(本文)
┏━━

不老不死が実現しない最大の理由が、ここにあると思います。私達は過去の経験を、なかなか手放せないのです。無意識からの微弱な信号よりも、過去の経験に従います。
文爺さんは、新しい環境(新しい皇帝)に適応できなかったものでしょうか・・。
そして時は流れ、この地に導師が生まれます。導師の父は、まるで文爺さんのような人でした(この話はまた書きます)。
一生は結果を残すためにある・・・目的を持て・・為さず(目的を持たず)して為す・・・
私達がぶつかるのは、いつもこの二つの問題です。これが導師の故郷でもこのぶつかりがあるのです。このぶつかり合いは、またアップします。
指(2000/07/19)

仙道は指の形だとは思いませんでした。指の形をちょっと変えるだけでエネルギーの流れが全く変わるのです。
プラスからマイナスに流れていたのが、マイナスからプラスに変わるように、180度も変わるときがあります。
下の写真がぼやけているのは、仙道は直接伝授が基本だからです。ぼやけていても、概略は分かると思います。



この瞑想ポーズは天人合一のポーズとも言われています。
通常、私時は瞑想する時は指を丸くします。それはエネルギーを内へ内へと入れます。内観瞑想とも言われます。体内の気を高めるのには良い方法です。
しかし、私達の気は循環しているというのが仙道の一つの考え方です。一つの例が換気扇です。部屋の空気を外に出すことによってリフレッシュさせます。
あれが外の空気を中に入れたらどうでしょうか?なかなかリフレッシュしないでしょう。
このぼやけている写真は、指が丸くなっていません。丸くしないとエネルギーは外に出ます。
エネルギーが外に出ると、あなたは損をした感じがするでしょうか?
やってみると分かりますが、エネルギーを外に出すというのは気持ちの良いことなのです。
自分でやってみると良いと思います。指の先同士をくっつけた状態から、少しずつずらすのです。するとエネルギーの流れが逆転する位置があるはずです。
仙道は厳しい修行をするのかと思いました。それは指先一つだったのです。
開発委員会(2000/07/20)

帰国後に書いている中国紀行ですが、流れ的には黄山の上でリスと遭遇したところまで行っています。
しかし断片の記事は、既に導師の故郷のことを書いたりしています(文爺さんの件)。
これは私の心境に従って書いているのが原因です。
今日は、旅の最後のイベントをここに書くことになります。
それはあの松の木の林での、マスターとの遭遇の後でした。
導師の生まれ故郷は江西省吉安市青原山と言います。下の写真は青原山の入り口です。
車がなかった頃は、この門を通って行ったのでしょう。


さて、導師は吉安市の開発委員会に招かれました。一介の主婦がなぜそんな会に招かれるのか・・・。
ここで雑談になりますが、導師は文爺さんの血を引き継いでか、非常に記憶力が良いです。

┗━━

(課題) 本文の「自分でやってみると良いと思います。」で始まる段落を、主な内容を残して箇条書きに直してください。

(与えられた行)
┏━━

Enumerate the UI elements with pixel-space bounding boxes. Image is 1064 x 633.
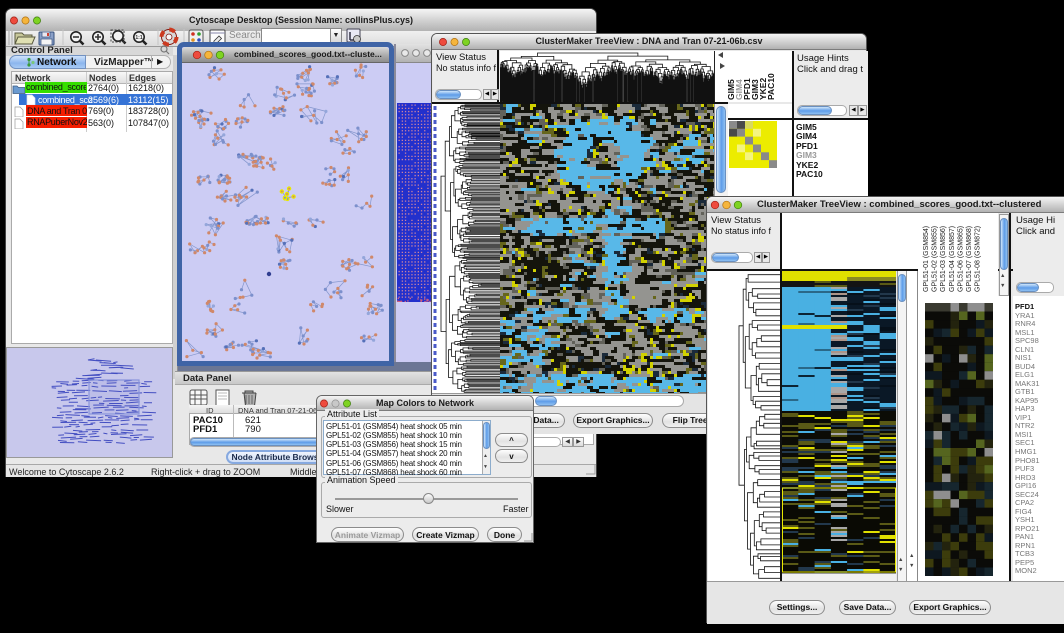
- svg-text:GPL51-06 (GSM865): GPL51-06 (GSM865): [957, 226, 964, 292]
- svg-text:GPL51-02 (GSM855): GPL51-02 (GSM855): [932, 226, 939, 292]
- svg-text:GPL51-08 (GSM872): GPL51-08 (GSM872): [975, 226, 982, 292]
- svg-text:1:1: 1:1: [135, 35, 142, 41]
- svg-text:GPL51-04 (GSM857): GPL51-04 (GSM857): [949, 226, 956, 292]
- svg-text:GPL51-01 (GSM854): GPL51-01 (GSM854): [923, 226, 930, 292]
- svg-text:PAC10: PAC10: [766, 73, 776, 100]
- svg-text:GPL51-07 (GSM868): GPL51-07 (GSM868): [966, 226, 973, 292]
- svg-text:GPL51-03 (GSM856): GPL51-03 (GSM856): [940, 226, 947, 292]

┗━━

(解答)
- 自分で試してみるとよい。
- 指の先同士をくっつけた状態から、少しずつずらしていく。
- そうするとエネルギーの流れが逆転する位置があるはずである。